PROBLEM DESCRIPTION: Here are some records; return them all exactly.

Stored records:
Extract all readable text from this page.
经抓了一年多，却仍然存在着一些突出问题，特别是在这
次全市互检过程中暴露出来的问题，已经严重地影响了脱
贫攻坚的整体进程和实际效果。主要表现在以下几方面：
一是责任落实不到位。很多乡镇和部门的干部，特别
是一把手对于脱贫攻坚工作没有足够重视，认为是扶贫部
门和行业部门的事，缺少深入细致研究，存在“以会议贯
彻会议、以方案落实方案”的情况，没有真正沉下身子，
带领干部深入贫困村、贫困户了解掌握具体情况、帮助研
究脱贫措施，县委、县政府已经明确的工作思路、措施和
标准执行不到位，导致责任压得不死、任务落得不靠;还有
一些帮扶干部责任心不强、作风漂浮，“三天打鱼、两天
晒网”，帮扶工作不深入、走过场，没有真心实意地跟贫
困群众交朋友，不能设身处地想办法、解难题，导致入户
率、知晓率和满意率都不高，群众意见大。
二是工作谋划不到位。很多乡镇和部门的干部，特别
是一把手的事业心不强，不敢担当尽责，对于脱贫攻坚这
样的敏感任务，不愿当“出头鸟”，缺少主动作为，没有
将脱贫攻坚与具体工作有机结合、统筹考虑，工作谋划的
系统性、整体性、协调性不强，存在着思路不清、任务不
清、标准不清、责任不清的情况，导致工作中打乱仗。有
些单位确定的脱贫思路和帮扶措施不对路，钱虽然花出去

SOLUTION FOR THIS EXERCISE:
Extract all readable text from this page.
经抓了一年多，却仍然存在着一些突出问题，特别是在这
次全市互检过程中暴露出来的问题，已经严重地影响了脱
贫攻坚的整体进程和实际效果。主要表现在以下几方面：
一是责任落实不到位。很多乡镇和部门的干部，特别
是一把手对于脱贫攻坚工作没有足够重视，认为是扶贫部
门和行业部门的事，缺少深入细致研究，存在“以会议贯
彻会议、以方案落实方案”的情况，没有真正沉下身子，
带领干部深入贫困村、贫困户了解掌握具体情况、帮助研
究脱贫措施，县委、县政府已经明确的工作思路、措施和
标准执行不到位，导致责任压得不死、任务落得不靠;还有
一些帮扶干部责任心不强、作风漂浮，“三天打鱼、两天
晒网”，帮扶工作不深入、走过场，没有真心实意地跟贫
困群众交朋友，不能设身处地想办法、解难题，导致入户
率、知晓率和满意率都不高，群众意见大。
二是工作谋划不到位。很多乡镇和部门的干部，特别
是一把手的事业心不强，不敢担当尽责，对于脱贫攻坚这
样的敏感任务，不愿当“出头鸟”，缺少主动作为，没有
将脱贫攻坚与具体工作有机结合、统筹考虑，工作谋划的
系统性、整体性、协调性不强，存在着思路不清、任务不
清、标准不清、责任不清的情况，导致工作中打乱仗。有
些单位确定的脱贫思路和帮扶措施不对路，钱虽然花出去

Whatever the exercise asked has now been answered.